● REQUIREMENTS: Find the lines below that contain the string "time". Copy each one.

<<<<

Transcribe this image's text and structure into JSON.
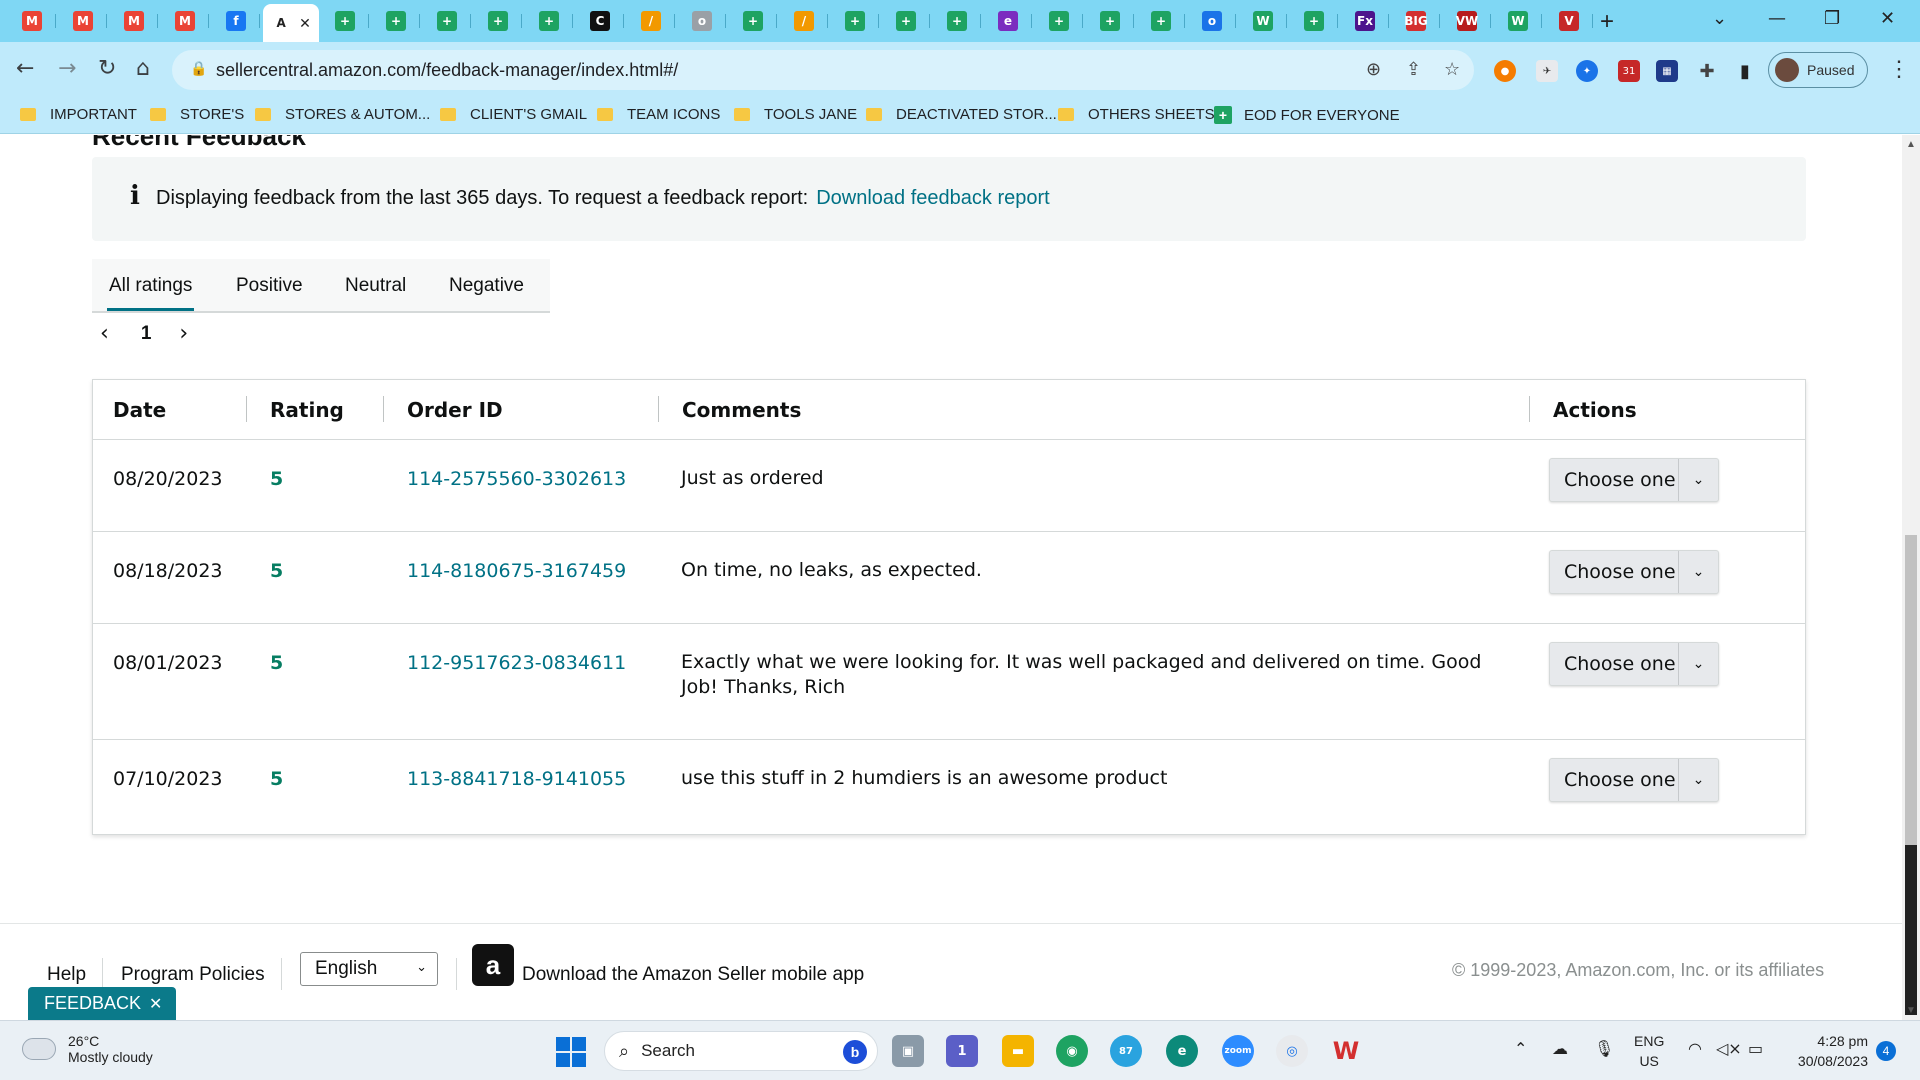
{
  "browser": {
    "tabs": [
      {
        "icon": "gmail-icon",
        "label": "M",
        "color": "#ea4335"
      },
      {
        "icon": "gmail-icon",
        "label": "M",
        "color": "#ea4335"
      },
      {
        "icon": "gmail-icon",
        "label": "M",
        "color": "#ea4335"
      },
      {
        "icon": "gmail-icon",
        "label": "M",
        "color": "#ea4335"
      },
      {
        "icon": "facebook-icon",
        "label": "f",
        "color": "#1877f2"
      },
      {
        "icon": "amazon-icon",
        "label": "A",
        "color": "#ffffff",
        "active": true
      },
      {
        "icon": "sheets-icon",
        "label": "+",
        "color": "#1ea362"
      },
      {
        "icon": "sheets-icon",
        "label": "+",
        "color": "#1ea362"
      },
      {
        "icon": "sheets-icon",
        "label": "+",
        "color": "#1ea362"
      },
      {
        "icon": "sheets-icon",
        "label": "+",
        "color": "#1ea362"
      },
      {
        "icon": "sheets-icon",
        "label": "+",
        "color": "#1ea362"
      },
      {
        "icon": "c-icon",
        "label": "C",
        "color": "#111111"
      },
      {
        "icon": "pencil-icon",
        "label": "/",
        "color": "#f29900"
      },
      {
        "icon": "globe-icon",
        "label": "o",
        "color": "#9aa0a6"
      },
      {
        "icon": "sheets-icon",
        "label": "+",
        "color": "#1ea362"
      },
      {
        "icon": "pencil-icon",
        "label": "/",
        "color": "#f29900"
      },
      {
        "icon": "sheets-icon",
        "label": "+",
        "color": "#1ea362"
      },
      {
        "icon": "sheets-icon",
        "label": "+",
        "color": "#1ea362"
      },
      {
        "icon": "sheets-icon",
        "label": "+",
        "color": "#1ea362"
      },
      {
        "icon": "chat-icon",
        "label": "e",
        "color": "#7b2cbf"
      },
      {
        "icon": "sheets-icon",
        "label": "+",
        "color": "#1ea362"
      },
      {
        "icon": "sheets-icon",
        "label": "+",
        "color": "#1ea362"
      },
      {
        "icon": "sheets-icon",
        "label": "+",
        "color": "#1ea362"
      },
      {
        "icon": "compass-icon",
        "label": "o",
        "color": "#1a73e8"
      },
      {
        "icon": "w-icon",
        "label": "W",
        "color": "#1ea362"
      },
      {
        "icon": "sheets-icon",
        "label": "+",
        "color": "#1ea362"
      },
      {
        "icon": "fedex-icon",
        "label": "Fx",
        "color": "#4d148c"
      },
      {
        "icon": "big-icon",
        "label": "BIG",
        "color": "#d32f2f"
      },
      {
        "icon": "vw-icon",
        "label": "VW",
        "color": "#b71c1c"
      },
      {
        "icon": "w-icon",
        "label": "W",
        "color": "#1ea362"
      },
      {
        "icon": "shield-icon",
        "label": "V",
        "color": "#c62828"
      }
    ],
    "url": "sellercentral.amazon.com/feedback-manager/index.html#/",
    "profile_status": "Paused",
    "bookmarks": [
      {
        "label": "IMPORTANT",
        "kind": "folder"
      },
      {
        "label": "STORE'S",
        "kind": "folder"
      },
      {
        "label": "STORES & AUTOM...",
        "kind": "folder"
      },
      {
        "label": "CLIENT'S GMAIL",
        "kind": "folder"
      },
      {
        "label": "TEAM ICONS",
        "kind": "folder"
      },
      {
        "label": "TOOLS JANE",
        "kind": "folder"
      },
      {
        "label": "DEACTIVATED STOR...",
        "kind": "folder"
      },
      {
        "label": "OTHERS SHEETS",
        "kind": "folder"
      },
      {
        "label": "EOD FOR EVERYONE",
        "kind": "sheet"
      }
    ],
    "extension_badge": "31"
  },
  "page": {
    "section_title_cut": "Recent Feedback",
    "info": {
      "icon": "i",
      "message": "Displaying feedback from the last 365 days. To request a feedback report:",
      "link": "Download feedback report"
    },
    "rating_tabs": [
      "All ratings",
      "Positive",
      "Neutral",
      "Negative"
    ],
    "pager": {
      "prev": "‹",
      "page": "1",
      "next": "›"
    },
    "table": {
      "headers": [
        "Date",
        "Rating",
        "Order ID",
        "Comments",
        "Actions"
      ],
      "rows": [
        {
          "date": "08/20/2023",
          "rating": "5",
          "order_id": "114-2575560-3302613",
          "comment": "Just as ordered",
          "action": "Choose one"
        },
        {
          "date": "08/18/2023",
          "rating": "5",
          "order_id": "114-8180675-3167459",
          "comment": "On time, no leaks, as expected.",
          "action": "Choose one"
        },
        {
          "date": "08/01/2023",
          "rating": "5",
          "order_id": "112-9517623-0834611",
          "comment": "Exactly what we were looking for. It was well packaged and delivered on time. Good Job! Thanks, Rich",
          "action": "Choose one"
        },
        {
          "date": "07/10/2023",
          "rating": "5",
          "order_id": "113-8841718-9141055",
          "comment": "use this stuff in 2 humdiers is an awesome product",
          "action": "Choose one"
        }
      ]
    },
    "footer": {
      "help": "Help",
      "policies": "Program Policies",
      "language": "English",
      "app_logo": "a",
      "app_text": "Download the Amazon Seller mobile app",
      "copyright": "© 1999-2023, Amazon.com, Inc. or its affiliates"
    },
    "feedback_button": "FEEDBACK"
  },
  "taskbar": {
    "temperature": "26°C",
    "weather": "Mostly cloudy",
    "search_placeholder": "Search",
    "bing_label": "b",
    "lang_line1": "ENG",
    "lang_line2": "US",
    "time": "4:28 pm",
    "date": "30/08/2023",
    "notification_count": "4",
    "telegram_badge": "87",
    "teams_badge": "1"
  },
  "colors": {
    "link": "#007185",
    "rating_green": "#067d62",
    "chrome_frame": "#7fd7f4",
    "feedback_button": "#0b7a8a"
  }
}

>>>>

● EXERCISE ANSWER:
          "comment": "On time, no leaks, as expected.",
          "comment": "Exactly what we were looking for. It was well packaged and delivered on time. Good Job! Thanks, Rich",
    "time": "4:28 pm",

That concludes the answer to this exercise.